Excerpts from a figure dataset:
** Begin **

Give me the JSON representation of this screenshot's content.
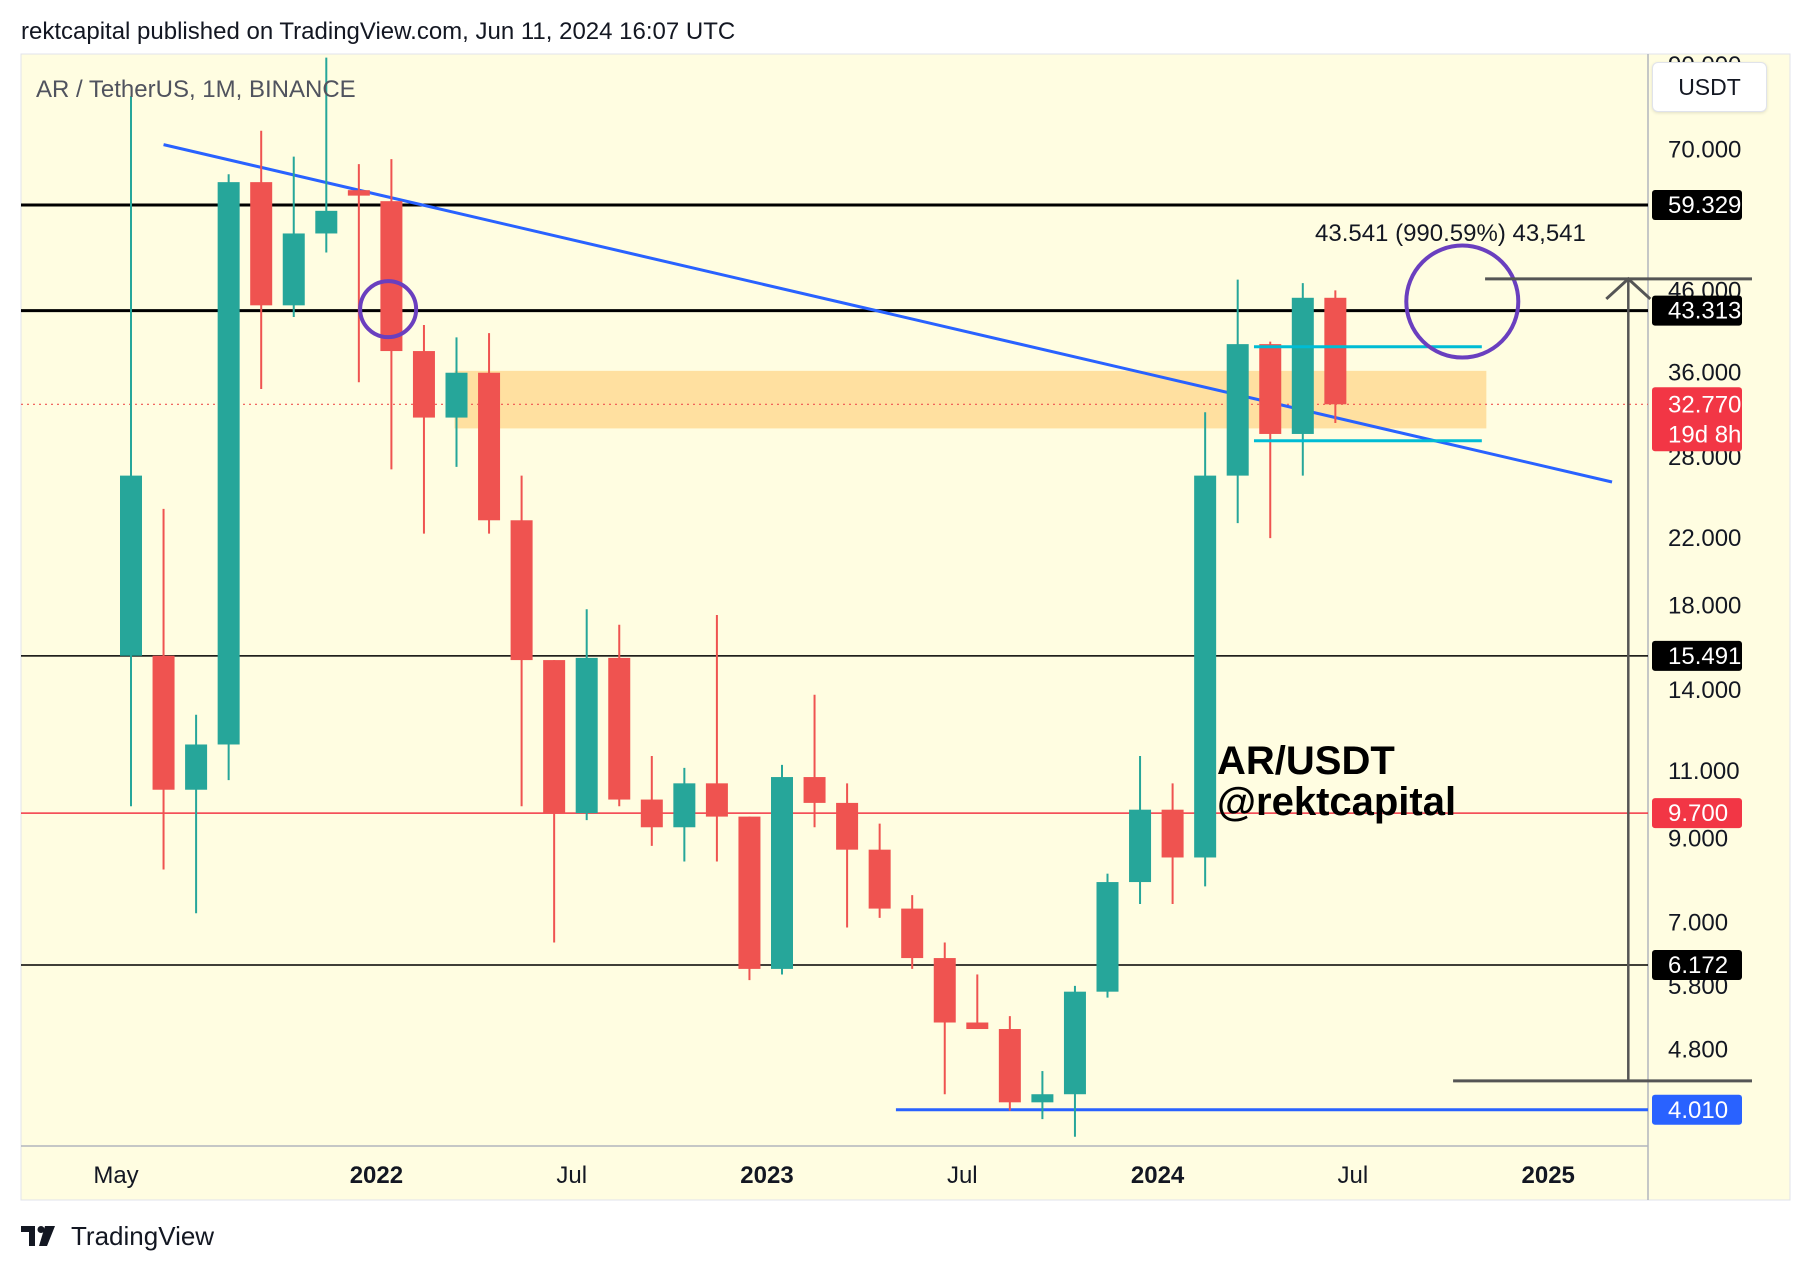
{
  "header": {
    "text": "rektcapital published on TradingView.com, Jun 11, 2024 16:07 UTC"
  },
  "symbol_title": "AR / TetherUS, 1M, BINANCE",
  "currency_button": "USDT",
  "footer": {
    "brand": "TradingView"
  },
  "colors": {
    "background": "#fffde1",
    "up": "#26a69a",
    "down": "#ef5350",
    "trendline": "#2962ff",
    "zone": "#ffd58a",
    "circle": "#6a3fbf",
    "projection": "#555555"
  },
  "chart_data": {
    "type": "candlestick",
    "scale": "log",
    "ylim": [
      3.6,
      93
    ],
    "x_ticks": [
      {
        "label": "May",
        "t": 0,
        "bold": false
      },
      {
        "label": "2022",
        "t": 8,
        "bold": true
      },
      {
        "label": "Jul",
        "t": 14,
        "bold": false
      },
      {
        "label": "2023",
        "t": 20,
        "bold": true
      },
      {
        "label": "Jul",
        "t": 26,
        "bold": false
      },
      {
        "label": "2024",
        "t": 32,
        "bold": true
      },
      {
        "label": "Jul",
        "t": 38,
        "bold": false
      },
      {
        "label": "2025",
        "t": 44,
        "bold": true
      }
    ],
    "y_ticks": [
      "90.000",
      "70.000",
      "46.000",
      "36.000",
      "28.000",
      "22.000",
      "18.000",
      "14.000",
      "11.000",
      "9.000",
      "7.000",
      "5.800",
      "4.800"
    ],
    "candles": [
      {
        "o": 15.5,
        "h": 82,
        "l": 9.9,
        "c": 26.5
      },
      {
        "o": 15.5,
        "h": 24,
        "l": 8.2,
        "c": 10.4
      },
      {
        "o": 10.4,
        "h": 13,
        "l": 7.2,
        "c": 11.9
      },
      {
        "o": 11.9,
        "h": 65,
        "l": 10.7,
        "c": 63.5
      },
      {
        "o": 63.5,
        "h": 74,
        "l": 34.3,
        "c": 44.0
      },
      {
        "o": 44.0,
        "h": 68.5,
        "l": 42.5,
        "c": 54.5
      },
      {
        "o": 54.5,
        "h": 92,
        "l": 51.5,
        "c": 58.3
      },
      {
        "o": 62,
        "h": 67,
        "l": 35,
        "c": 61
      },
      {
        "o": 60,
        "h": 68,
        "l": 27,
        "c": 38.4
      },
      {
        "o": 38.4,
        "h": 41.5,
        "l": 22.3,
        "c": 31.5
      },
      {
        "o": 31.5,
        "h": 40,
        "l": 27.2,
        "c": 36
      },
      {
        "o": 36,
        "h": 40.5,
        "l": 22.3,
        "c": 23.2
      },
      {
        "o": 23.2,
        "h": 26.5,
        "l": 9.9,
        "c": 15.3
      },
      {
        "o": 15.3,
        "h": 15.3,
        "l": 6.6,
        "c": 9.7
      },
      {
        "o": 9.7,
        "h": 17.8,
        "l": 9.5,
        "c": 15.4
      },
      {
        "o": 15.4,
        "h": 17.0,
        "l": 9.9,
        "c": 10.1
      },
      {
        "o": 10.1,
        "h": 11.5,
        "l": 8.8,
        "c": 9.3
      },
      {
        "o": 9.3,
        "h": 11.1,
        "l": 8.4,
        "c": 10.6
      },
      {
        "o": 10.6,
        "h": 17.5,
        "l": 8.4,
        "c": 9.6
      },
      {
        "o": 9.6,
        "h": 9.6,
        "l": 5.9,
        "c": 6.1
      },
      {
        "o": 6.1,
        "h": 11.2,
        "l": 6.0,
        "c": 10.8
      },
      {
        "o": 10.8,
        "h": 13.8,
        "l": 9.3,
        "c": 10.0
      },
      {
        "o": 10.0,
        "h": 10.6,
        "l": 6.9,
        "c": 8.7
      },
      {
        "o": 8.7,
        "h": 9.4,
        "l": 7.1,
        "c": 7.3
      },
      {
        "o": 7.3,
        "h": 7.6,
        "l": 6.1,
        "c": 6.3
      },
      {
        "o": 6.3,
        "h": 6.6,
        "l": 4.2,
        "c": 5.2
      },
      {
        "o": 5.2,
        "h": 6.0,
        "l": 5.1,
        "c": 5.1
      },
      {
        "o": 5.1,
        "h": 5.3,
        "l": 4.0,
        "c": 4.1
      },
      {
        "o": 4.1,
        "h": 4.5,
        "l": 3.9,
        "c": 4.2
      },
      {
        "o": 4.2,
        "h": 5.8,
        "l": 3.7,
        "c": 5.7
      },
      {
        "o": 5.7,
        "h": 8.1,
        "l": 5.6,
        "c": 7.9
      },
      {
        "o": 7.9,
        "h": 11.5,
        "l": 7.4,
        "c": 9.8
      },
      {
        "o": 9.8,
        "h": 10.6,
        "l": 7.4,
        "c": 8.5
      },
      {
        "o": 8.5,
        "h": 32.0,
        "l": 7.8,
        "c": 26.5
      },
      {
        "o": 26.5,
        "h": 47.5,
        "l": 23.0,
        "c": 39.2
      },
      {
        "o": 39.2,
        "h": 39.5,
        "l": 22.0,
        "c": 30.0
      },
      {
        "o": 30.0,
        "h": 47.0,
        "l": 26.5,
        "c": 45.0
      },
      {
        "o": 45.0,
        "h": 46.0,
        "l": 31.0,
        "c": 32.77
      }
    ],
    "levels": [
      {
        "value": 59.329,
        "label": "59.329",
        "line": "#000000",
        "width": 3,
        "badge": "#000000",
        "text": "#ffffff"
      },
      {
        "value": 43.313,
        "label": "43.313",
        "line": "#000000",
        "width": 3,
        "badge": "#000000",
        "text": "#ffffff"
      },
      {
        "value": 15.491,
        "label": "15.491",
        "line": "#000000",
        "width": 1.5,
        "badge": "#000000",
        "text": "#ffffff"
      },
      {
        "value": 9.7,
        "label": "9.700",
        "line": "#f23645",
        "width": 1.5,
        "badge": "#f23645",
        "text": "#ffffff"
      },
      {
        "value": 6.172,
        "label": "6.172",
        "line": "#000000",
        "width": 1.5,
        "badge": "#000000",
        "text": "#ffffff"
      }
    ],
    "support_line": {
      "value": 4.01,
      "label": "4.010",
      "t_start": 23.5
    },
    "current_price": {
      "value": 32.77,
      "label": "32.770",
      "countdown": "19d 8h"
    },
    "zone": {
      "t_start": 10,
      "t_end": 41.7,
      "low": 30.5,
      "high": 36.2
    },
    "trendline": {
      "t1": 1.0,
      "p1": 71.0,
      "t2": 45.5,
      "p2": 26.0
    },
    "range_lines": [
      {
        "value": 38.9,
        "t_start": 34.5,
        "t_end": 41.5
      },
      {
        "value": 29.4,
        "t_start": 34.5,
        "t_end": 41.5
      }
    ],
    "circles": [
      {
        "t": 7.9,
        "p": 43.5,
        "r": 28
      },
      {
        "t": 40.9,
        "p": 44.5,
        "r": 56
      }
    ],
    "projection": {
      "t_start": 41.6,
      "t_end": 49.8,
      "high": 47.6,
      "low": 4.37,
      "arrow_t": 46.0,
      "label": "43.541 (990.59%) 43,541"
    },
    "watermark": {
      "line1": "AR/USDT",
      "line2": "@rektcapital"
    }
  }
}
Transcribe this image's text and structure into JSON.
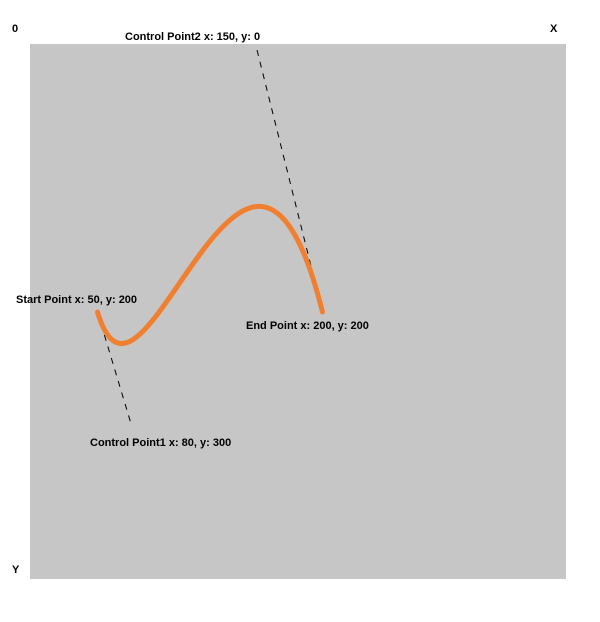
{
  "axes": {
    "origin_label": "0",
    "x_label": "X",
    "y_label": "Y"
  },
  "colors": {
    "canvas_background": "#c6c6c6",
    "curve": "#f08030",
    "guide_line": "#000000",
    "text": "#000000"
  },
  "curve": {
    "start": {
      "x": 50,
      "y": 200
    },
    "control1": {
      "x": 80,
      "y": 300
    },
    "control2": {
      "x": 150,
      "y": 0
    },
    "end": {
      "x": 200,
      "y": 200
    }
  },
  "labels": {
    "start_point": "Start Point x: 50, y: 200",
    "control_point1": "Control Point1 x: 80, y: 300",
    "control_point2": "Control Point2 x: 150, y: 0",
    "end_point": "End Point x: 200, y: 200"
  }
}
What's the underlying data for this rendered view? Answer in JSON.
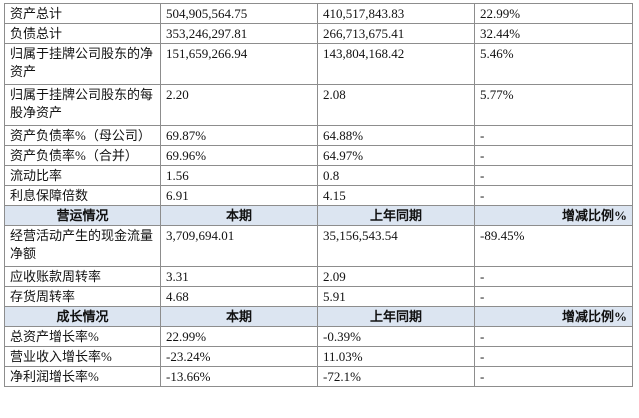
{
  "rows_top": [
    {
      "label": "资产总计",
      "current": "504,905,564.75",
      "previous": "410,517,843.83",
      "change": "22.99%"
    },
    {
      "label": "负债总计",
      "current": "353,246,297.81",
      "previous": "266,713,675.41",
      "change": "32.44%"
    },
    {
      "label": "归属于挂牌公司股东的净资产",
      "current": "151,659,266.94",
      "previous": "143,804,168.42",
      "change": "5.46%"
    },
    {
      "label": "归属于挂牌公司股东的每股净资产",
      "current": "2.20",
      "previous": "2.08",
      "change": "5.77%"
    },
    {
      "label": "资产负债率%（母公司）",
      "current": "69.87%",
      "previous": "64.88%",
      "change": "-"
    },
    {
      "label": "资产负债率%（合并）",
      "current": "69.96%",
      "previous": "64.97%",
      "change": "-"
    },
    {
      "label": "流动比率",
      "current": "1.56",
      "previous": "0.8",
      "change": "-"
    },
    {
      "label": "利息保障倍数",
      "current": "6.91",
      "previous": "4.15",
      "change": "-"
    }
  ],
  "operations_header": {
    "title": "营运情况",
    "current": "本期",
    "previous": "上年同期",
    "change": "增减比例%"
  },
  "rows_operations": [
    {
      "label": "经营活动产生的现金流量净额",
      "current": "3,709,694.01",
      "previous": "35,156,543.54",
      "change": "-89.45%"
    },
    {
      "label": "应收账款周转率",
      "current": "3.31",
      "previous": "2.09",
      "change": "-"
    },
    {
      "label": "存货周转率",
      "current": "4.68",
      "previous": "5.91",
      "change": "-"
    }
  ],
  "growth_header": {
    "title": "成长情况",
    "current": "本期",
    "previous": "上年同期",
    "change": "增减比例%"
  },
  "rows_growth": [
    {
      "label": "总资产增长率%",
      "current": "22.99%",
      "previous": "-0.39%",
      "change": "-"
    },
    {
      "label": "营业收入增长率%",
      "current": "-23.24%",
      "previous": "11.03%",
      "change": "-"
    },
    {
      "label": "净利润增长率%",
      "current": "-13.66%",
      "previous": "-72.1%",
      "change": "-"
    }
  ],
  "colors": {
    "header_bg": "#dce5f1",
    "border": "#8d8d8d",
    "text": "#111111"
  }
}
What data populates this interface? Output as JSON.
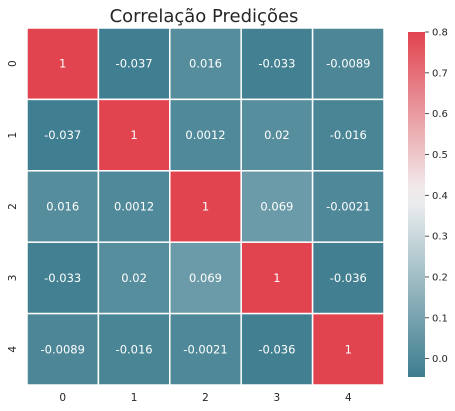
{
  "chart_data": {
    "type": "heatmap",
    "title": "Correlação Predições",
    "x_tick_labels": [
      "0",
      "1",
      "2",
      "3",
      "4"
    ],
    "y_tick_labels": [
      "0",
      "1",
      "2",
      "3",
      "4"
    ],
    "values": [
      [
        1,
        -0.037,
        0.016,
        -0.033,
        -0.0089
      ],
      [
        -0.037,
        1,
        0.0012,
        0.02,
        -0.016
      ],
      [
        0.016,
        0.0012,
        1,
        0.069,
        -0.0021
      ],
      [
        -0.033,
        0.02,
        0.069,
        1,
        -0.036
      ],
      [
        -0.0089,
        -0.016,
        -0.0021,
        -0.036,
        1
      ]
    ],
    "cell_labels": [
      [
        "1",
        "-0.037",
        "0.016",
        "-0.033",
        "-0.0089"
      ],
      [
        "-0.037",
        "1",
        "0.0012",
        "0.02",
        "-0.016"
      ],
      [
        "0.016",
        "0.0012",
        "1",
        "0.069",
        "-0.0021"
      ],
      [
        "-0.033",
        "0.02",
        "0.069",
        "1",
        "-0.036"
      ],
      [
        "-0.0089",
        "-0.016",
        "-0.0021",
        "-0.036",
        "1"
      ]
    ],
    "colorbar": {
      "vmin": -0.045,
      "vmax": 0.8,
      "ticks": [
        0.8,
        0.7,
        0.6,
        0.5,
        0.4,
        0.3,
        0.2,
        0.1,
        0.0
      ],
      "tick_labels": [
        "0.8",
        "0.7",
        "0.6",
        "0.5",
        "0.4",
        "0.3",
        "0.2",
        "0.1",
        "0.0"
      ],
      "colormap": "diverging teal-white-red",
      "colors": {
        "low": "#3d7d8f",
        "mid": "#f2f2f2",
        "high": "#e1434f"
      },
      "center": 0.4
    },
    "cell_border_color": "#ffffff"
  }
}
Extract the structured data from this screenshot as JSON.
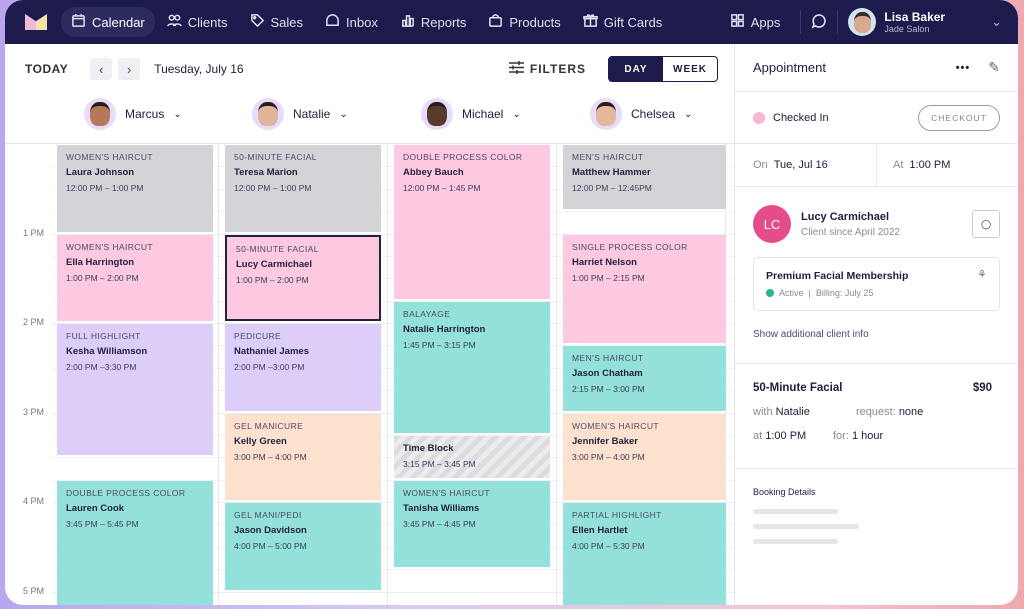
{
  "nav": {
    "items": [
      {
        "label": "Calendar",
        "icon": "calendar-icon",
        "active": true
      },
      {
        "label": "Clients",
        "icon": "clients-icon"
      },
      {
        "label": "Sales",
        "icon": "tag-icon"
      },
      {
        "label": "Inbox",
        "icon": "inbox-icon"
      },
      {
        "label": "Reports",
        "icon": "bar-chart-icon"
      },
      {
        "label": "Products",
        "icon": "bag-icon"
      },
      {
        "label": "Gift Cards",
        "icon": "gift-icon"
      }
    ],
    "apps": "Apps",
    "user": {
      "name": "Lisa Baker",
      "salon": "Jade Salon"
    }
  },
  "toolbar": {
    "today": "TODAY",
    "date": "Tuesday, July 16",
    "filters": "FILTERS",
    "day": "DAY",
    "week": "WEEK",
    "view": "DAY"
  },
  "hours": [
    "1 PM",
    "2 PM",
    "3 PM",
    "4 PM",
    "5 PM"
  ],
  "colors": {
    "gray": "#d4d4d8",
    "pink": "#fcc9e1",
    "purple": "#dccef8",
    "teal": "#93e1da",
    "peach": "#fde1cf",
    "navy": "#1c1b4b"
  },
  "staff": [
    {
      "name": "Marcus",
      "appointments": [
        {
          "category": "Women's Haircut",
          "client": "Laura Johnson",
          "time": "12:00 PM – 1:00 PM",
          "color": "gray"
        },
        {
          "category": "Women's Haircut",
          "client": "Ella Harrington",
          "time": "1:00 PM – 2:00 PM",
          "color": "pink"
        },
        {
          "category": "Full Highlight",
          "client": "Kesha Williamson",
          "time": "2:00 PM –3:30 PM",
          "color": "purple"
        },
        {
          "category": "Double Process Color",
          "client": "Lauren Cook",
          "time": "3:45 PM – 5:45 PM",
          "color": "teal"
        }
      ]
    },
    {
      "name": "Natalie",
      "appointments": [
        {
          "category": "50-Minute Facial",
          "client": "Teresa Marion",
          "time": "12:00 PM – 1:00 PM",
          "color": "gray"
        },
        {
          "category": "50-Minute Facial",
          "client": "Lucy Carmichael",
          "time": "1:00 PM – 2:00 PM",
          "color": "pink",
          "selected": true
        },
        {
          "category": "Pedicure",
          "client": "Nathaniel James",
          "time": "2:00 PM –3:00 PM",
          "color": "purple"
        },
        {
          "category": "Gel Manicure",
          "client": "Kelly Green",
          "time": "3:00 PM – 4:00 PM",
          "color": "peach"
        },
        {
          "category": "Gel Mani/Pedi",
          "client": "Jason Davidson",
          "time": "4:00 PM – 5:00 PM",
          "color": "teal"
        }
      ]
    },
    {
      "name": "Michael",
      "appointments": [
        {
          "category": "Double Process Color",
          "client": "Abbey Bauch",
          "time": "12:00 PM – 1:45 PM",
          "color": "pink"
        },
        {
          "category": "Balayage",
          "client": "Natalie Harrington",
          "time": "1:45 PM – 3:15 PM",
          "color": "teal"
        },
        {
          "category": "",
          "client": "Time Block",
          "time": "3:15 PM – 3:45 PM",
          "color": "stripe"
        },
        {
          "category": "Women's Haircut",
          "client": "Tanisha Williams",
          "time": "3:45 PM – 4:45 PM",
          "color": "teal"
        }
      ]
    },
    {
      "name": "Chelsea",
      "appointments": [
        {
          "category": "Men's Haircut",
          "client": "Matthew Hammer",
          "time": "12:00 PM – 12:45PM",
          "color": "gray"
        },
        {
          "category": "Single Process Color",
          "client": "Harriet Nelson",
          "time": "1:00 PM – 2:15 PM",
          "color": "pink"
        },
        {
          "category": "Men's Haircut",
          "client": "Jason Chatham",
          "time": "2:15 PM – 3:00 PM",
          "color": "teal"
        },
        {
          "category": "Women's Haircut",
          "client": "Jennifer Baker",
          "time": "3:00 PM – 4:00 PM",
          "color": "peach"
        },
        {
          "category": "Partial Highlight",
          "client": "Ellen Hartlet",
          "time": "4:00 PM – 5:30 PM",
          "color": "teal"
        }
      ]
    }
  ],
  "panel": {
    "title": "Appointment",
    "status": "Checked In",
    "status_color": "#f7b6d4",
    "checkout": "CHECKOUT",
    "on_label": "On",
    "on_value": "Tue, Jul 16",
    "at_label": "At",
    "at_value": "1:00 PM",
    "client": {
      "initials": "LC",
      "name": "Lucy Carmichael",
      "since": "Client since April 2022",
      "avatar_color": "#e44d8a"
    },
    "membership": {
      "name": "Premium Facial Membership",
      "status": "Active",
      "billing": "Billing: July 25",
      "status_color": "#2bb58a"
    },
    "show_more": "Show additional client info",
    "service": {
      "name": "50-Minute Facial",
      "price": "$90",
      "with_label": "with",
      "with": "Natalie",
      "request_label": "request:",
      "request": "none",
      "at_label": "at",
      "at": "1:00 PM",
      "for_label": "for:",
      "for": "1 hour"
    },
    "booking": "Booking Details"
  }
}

** End **

Track down the lines that include the word "screenshot" and copy them.

### Response
Give me the JSON representation of this screenshot's content.
Extract the structured data from this screenshot as JSON.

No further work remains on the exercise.